What you have to do = Your task is to filter the data below down to the lines holding "Einfach".

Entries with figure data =
------------------------------

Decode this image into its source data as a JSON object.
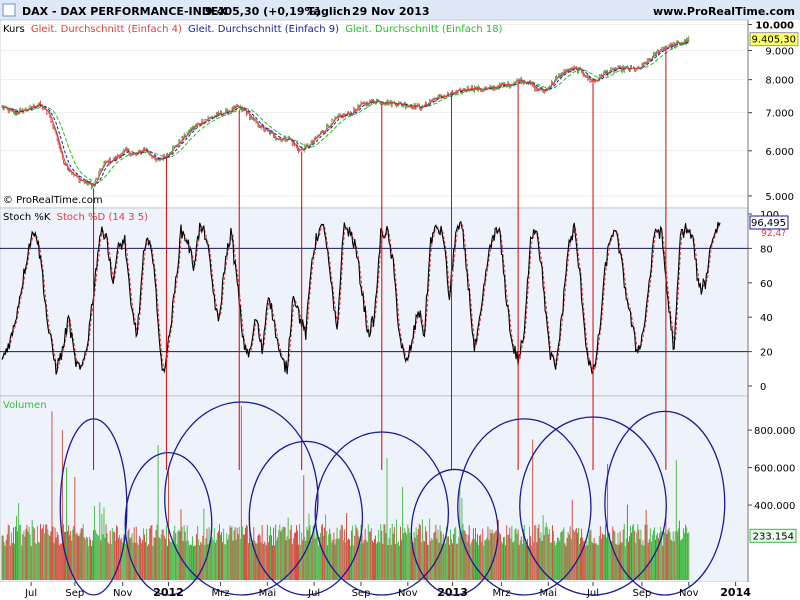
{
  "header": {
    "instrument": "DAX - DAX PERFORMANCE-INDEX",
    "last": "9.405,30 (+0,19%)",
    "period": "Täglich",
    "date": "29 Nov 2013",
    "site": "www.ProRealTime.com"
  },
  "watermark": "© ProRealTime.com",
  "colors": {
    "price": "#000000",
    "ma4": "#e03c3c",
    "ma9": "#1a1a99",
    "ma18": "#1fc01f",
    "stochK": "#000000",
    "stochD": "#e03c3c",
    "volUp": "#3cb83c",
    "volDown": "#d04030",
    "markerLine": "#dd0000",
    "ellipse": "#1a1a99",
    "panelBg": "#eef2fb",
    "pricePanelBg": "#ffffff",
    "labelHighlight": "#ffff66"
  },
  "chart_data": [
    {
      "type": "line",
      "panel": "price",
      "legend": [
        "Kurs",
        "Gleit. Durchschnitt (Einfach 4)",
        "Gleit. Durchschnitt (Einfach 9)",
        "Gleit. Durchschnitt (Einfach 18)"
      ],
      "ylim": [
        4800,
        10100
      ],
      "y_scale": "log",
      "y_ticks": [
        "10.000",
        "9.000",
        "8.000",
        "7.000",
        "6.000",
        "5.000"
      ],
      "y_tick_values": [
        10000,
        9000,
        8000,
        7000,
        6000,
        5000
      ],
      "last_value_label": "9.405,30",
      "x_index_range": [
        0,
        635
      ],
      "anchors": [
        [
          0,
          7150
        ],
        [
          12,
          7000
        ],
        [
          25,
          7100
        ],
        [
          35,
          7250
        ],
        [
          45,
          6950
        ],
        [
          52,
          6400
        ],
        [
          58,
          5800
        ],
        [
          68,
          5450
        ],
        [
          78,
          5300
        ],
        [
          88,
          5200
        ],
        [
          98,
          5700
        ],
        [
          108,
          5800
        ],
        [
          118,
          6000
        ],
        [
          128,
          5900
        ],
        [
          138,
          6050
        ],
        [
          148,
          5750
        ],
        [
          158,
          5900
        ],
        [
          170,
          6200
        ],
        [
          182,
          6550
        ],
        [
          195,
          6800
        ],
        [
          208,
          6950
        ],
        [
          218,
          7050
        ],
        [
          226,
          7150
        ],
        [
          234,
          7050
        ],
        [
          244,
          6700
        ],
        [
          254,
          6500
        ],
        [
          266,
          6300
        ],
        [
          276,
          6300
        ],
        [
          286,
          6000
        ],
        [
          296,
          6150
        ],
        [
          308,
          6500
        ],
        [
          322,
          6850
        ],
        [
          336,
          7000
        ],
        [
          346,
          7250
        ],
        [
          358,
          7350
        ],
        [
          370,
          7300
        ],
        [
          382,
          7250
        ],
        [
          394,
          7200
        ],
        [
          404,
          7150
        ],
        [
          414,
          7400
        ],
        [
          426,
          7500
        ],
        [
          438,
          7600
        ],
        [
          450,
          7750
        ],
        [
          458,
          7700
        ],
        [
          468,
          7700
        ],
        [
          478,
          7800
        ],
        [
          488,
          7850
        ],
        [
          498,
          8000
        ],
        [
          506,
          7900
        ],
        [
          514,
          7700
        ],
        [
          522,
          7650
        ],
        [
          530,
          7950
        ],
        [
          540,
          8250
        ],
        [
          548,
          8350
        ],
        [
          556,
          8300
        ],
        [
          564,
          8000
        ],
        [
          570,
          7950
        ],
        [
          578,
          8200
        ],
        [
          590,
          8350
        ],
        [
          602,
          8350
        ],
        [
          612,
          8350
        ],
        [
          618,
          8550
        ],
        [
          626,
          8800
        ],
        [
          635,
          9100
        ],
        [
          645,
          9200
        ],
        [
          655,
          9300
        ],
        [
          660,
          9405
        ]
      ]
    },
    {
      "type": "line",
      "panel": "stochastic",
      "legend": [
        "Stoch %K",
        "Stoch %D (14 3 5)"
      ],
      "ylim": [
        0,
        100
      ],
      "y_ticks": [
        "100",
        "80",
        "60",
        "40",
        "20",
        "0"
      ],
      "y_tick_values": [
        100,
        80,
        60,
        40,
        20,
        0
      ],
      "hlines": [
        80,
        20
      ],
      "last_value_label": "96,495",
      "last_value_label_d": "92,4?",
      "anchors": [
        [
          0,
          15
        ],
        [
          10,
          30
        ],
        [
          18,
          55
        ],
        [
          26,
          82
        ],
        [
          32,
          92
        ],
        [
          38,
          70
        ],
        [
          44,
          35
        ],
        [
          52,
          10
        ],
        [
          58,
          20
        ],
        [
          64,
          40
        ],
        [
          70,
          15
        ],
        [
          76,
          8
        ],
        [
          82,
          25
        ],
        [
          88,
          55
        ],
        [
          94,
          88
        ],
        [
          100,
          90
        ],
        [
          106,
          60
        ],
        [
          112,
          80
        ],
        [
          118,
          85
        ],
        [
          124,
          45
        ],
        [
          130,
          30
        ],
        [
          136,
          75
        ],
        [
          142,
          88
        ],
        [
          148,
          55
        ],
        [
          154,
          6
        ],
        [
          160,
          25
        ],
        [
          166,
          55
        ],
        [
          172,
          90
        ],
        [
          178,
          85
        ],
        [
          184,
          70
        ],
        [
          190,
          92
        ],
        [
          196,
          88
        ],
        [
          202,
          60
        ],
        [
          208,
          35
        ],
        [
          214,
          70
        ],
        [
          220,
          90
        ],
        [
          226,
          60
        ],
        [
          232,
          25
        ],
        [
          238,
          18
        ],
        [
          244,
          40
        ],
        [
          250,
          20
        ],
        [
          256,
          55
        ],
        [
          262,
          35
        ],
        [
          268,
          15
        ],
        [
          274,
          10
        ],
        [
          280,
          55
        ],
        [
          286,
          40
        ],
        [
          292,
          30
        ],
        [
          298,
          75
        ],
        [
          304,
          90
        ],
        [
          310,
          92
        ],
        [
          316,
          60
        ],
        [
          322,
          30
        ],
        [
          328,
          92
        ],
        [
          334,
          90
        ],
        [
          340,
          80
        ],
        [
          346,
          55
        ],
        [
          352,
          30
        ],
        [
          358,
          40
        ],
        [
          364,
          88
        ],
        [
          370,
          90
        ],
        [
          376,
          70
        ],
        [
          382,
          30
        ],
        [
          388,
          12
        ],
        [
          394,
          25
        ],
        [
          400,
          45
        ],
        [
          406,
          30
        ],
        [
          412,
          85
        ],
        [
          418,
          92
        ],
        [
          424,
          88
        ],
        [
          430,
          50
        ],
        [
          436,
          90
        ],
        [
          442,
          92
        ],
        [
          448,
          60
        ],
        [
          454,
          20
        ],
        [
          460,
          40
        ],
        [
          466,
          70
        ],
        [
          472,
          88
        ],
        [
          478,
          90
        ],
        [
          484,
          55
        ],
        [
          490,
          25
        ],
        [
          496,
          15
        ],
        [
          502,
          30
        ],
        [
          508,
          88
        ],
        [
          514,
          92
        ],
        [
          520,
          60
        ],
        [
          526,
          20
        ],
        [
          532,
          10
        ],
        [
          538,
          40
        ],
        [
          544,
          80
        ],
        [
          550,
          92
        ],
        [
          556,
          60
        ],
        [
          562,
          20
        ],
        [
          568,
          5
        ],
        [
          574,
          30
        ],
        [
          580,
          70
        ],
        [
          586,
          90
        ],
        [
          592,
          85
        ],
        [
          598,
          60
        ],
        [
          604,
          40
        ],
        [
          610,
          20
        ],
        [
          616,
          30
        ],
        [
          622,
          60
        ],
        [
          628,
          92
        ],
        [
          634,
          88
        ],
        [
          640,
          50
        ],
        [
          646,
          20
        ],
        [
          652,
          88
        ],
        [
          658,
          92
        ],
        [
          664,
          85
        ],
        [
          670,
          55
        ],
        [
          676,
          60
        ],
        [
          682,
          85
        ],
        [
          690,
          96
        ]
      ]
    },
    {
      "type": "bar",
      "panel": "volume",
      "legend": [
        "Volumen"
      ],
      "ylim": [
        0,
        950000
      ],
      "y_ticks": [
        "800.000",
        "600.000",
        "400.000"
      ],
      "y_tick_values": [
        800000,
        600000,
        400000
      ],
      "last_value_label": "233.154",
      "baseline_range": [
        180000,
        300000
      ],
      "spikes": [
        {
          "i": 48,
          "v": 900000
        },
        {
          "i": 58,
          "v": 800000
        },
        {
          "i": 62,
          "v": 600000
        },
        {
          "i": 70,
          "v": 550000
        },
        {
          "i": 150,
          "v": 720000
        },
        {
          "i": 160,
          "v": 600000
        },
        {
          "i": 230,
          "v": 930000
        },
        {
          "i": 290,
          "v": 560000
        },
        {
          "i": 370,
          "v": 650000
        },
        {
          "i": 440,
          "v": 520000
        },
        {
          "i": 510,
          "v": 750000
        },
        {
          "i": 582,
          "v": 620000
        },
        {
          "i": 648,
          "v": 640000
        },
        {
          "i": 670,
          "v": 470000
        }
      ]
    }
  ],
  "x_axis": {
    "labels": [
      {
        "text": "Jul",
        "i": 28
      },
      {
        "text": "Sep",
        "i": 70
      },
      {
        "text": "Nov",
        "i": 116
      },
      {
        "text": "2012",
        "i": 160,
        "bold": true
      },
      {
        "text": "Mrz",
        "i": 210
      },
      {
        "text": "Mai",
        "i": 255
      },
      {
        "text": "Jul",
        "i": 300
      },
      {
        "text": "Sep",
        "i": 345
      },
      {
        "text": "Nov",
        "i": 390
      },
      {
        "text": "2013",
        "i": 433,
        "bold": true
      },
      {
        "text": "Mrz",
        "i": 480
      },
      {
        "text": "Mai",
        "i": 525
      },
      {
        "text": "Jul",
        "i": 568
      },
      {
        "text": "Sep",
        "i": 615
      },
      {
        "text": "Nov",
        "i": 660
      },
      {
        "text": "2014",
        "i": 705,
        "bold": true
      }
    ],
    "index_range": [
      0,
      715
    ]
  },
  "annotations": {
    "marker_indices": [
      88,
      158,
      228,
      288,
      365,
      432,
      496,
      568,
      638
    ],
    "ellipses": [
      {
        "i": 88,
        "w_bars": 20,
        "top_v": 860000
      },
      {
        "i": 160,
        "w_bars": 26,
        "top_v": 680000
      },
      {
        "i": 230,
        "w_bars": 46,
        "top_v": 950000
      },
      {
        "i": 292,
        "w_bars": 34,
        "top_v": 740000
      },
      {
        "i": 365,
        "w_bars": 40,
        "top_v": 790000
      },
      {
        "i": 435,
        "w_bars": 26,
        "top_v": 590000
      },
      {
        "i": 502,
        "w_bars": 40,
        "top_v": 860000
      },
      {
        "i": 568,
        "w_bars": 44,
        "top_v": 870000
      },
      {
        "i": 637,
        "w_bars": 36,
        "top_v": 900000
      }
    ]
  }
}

------------------------------

Answer for this exercise =
        "Gleit. Durchschnitt (Einfach 4)",
        "Gleit. Durchschnitt (Einfach 9)",
        "Gleit. Durchschnitt (Einfach 18)"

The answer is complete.